Goal: Here are some records; return them all exactly.

Raw records:

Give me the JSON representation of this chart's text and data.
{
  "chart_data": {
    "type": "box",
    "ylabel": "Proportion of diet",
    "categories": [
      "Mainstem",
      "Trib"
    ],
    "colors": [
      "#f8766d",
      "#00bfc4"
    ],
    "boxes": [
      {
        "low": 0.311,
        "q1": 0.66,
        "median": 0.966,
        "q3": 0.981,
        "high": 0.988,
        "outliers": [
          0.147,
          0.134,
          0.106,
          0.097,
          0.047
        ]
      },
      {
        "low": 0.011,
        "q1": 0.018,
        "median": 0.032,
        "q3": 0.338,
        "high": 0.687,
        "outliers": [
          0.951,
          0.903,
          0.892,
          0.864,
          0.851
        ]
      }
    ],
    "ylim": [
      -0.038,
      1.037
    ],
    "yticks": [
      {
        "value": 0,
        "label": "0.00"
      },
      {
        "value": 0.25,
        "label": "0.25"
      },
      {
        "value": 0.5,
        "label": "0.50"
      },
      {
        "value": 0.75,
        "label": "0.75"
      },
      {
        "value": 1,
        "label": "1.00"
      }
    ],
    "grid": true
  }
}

Solution for this exercise:
Give me the JSON representation of this chart's text and data.
{
  "chart_data": {
    "type": "box",
    "ylabel": "Proportion of diet",
    "categories": [
      "Mainstem",
      "Trib"
    ],
    "colors": [
      "#f8766d",
      "#00bfc4"
    ],
    "boxes": [
      {
        "low": 0.311,
        "q1": 0.66,
        "median": 0.966,
        "q3": 0.981,
        "high": 0.988,
        "outliers": [
          0.147,
          0.134,
          0.106,
          0.097,
          0.047
        ]
      },
      {
        "low": 0.011,
        "q1": 0.018,
        "median": 0.032,
        "q3": 0.338,
        "high": 0.687,
        "outliers": [
          0.951,
          0.903,
          0.892,
          0.864,
          0.851
        ]
      }
    ],
    "ylim": [
      -0.038,
      1.037
    ],
    "yticks": [
      {
        "value": 0,
        "label": "0.00"
      },
      {
        "value": 0.25,
        "label": "0.25"
      },
      {
        "value": 0.5,
        "label": "0.50"
      },
      {
        "value": 0.75,
        "label": "0.75"
      },
      {
        "value": 1,
        "label": "1.00"
      }
    ],
    "grid": true
  }
}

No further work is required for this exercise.